Faits divers "Comme Colombo, je me déplace volontiers sur le terrain. Quand la police ne démarre pas l’enquête, je fais le job, je cherche des preuves".

"Vous me verrez rarement au palais." À 67 ans, l’avocat Roger Luyckx est un oiseau rare au barreau. Cet ancien magistrat, dont la carrière a débuté dans les années 1970 comme stagiaire du grand pénaliste José Vander Veeren, a développé une approche unique : "Je travaille un peu à la Colombo, c’est-à-dire que pour mes clients, je n’hésite pas à faire mes propres enquêtes, au besoin à récolter des témoignages, comme cela se pratique dans la procédure anglo-saxonne. Je le fais en toute loyauté, en tenant compte de la présomption d’innocence. Dans un dossier que je traite actuellement, qui concerne la patronne d’un café, j’ai cherché des témoignages pertinents, pour faire éclater la vérité, et j’ai agi ainsi parce que la police refusait de démarrer l’enquête".

Avocat depuis toujours, Roger Luyckx, du barreau de Bruxelles, a dû procéder ainsi dans une dizaine de cas, à chaque fois qu’il estimait devoir démontrer le manque d’impartialité d’un service de police. "Ce n’est donc pas habituel, heureusement. Mais il m’arrive de constater qu’un dossier est tronqué, souvent pour des motifs, je dirais, de corruption morale, la crainte du politiquement incorrect ou de préserver l’establishment ."

Pour Luyckx, la justice "n’est pas la solution au problème, mais une part du problème".

################

CONSIGNE
Traduisez en anglais la phrase suivante de l'extrait consacré à l'avocat Roger Luyckx : « Je le fais en toute loyauté, en tenant compte de la présomption d’innocence. » Les lignes qui viennent ensuite constituent un matériau indépendant de l'extrait.

LES DONNÉES

################

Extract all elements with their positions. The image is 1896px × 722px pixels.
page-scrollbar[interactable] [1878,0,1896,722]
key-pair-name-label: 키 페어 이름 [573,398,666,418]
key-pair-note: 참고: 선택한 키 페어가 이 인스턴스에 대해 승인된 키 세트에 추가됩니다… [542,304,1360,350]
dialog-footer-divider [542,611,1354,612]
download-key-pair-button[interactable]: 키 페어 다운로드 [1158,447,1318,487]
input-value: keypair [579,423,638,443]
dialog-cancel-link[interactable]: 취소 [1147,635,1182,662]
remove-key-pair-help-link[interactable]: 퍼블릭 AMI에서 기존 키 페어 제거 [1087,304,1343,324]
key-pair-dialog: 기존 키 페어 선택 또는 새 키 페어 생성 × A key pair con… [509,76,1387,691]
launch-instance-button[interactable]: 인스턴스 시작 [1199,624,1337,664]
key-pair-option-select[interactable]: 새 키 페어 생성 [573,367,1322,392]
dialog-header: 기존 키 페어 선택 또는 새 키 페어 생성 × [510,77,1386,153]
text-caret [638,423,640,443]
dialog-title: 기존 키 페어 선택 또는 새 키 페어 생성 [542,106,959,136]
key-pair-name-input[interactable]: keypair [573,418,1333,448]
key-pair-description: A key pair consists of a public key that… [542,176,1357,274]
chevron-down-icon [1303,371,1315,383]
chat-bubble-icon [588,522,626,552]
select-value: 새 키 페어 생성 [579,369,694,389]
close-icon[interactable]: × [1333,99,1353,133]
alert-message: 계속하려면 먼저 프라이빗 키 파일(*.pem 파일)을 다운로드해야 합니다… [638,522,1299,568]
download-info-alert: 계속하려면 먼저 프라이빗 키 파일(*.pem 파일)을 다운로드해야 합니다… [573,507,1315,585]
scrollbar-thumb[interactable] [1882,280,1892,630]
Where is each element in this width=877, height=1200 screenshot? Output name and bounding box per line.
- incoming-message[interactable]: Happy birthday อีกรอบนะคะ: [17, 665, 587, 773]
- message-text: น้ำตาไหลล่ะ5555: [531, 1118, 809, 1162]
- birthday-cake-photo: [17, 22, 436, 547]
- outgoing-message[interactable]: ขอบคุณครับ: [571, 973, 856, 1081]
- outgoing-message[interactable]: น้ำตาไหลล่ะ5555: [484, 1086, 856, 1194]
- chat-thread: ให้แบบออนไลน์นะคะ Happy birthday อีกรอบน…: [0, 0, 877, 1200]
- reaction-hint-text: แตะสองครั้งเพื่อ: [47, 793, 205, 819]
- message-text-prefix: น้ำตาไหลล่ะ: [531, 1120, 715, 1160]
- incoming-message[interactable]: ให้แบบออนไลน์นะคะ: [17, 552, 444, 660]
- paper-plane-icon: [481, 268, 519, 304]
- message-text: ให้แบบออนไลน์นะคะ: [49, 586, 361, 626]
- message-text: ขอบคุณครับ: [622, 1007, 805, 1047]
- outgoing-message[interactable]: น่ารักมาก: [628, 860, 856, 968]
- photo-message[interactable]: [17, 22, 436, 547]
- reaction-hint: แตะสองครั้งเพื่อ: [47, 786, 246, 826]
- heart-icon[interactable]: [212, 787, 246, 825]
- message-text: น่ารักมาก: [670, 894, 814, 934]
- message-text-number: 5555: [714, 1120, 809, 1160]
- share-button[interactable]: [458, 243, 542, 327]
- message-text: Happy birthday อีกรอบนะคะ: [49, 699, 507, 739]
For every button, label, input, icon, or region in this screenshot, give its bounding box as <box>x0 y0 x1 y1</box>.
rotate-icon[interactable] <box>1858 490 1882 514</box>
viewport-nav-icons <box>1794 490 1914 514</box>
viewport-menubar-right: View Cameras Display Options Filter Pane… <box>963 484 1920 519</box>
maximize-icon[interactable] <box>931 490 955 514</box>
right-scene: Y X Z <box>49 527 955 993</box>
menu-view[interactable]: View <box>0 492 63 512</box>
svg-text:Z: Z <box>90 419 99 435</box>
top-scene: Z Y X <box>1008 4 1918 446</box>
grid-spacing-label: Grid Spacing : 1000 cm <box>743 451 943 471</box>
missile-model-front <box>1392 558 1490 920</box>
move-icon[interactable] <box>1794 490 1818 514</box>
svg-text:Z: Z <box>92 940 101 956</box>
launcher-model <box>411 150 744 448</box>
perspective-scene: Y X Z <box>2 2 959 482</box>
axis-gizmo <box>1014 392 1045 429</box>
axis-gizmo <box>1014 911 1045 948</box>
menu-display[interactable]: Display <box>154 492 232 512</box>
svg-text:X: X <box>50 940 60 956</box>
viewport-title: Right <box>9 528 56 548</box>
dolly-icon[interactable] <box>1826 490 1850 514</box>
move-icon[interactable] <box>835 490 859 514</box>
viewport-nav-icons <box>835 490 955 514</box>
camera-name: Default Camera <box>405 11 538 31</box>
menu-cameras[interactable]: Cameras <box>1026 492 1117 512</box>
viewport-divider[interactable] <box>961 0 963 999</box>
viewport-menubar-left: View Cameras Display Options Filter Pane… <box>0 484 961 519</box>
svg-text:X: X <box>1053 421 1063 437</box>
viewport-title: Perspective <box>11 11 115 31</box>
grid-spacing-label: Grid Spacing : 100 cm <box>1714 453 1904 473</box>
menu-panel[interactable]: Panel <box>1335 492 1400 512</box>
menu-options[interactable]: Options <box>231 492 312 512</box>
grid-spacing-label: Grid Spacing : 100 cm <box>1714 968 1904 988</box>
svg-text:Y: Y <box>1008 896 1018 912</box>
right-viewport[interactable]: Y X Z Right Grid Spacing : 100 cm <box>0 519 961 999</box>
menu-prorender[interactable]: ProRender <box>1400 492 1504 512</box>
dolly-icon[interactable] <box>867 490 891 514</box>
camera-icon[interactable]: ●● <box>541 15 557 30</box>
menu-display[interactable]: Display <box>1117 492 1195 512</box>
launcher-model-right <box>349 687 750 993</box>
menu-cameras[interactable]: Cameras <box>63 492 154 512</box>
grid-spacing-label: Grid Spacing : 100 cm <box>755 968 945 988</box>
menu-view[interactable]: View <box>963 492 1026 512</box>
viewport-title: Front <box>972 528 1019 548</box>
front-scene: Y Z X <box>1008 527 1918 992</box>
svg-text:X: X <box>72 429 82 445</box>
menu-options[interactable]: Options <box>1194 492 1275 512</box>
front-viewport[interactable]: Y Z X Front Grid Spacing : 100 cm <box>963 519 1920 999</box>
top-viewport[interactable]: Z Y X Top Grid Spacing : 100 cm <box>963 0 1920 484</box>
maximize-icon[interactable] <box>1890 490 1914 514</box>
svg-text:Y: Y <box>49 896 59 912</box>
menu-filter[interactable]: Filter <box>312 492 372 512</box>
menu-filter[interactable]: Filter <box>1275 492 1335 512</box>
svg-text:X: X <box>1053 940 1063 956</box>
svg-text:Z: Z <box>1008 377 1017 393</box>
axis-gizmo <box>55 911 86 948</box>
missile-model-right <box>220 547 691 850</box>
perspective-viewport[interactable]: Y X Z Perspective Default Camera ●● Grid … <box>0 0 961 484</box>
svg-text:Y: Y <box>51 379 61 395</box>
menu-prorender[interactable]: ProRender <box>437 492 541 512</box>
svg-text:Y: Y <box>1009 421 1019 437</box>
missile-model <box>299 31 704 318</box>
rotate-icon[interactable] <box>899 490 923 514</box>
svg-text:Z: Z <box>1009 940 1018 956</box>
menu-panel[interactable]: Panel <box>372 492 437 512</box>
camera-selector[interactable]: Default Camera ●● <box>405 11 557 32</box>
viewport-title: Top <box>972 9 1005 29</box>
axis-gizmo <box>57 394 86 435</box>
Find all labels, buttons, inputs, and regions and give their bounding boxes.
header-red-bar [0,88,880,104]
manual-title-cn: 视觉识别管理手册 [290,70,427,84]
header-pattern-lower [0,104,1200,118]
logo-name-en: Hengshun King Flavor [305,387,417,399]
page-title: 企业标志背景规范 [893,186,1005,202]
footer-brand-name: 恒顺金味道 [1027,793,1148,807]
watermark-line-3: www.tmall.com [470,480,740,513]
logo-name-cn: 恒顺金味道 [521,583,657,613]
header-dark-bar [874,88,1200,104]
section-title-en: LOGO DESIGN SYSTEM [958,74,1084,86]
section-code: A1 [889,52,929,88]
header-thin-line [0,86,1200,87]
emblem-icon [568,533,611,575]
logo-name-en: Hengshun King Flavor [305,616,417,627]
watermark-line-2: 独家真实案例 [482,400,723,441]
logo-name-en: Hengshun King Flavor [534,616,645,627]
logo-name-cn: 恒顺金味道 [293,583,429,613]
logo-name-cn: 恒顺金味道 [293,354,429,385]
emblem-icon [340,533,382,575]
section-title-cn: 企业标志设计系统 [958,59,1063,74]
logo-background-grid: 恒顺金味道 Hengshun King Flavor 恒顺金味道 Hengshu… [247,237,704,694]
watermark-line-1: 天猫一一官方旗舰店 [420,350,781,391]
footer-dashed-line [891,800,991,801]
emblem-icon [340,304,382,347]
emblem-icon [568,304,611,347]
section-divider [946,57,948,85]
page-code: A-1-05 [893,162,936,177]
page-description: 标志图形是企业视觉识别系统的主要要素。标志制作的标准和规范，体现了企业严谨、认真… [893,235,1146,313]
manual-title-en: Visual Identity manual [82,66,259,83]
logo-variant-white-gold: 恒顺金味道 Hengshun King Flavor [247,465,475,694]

################

RÉPONSE RÉDIGÉE
I do it with complete fairness, taking the presumption of innocence into account.